▶ _MATERIAL FOR THIS TASK_
* START *

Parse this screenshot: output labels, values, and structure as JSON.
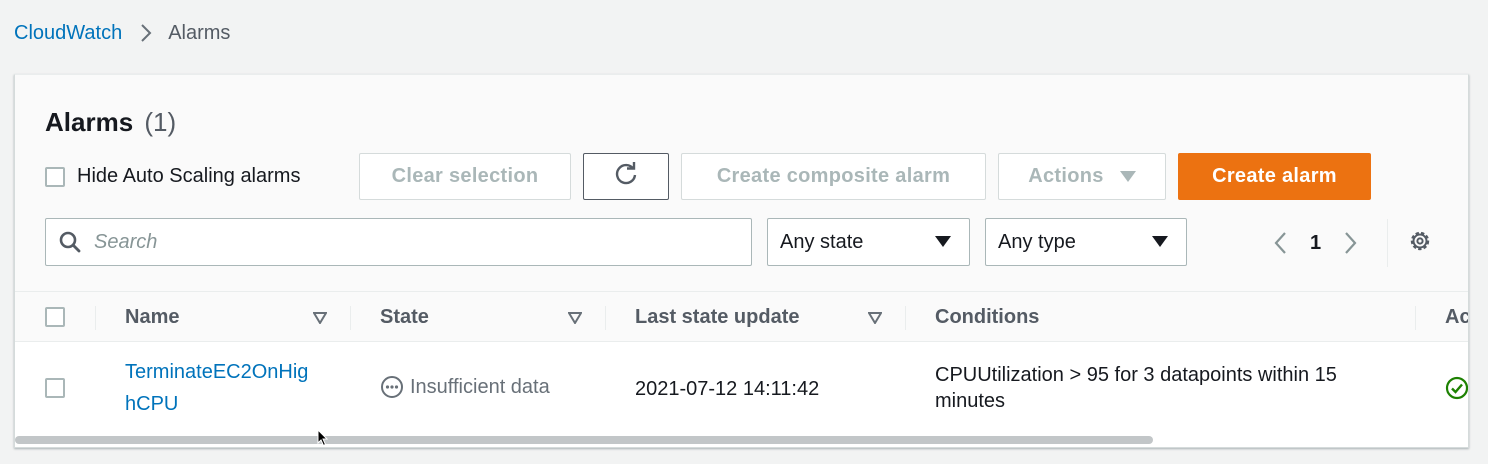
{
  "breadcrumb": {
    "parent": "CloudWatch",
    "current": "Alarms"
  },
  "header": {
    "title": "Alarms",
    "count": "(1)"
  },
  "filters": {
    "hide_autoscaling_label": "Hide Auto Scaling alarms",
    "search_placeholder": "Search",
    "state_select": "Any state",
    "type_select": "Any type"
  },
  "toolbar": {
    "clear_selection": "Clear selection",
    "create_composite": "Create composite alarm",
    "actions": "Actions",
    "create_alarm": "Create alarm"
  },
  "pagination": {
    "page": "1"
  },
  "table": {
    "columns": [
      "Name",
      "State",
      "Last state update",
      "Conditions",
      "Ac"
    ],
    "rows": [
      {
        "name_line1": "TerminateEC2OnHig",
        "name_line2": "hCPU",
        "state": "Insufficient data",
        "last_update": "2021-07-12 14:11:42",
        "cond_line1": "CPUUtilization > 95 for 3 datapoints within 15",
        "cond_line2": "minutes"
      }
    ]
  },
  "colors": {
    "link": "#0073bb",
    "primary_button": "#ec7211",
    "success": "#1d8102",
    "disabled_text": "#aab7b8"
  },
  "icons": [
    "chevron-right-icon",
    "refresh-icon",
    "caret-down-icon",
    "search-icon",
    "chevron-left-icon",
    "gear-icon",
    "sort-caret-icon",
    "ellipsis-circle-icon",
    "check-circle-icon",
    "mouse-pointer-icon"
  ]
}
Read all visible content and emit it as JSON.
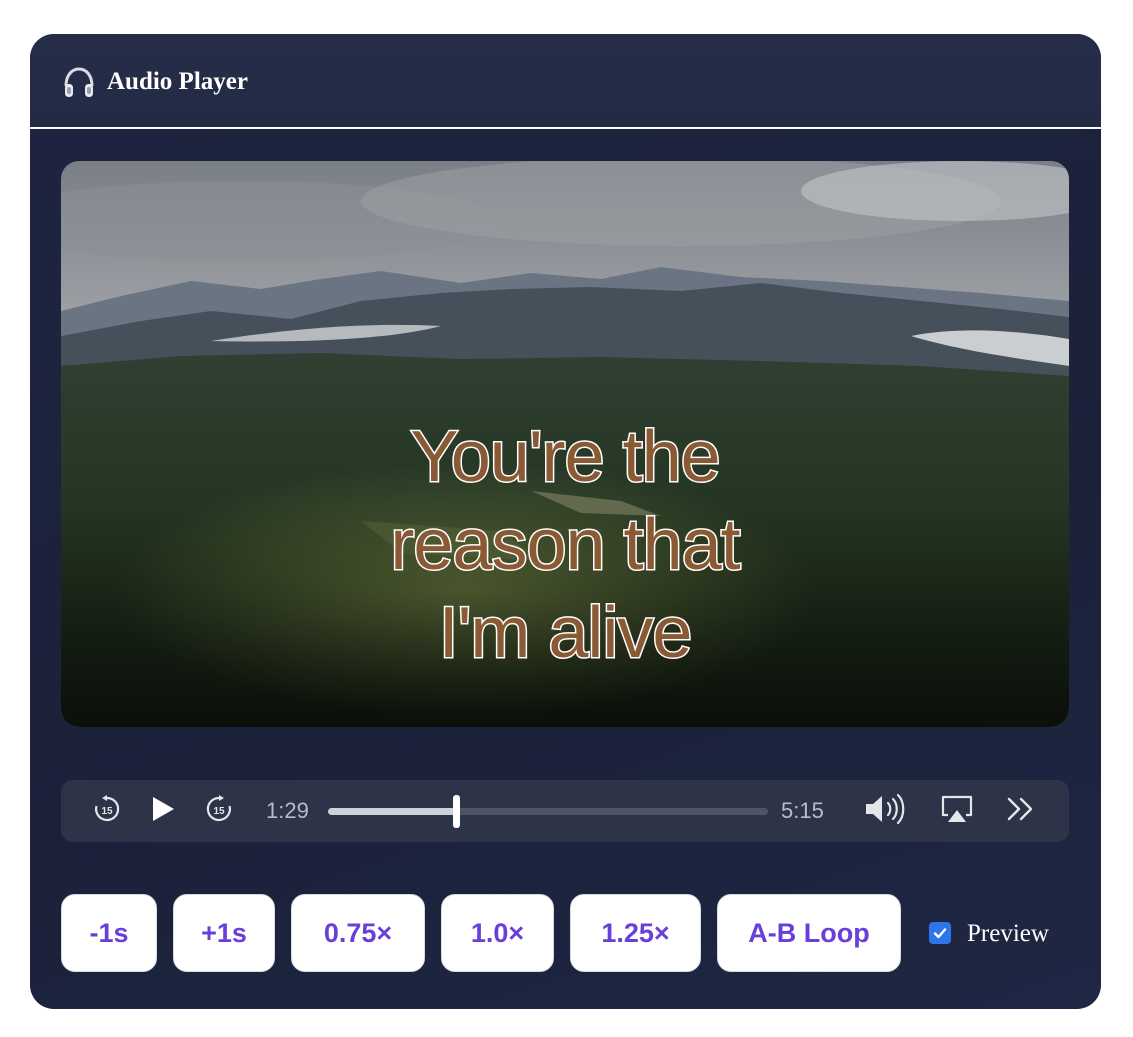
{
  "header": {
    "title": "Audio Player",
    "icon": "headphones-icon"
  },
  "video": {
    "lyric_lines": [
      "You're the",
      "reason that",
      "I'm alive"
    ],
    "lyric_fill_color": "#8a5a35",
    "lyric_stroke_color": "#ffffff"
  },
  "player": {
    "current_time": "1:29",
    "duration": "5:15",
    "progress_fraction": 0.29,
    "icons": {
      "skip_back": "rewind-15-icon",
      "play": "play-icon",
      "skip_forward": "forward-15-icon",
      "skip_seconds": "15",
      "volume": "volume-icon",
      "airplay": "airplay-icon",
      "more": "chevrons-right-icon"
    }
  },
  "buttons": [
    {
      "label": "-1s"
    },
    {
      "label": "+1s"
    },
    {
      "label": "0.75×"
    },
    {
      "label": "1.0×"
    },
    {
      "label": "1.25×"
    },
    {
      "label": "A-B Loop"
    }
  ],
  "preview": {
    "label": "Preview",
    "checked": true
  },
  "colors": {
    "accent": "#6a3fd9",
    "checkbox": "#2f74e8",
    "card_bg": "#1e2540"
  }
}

* END *

Copy out every line with the word "JSON".

▶ _THE RESPONSE_
Parse this screenshot: output labels, values, and structure as JSON.
Read all visible content and emit it as JSON.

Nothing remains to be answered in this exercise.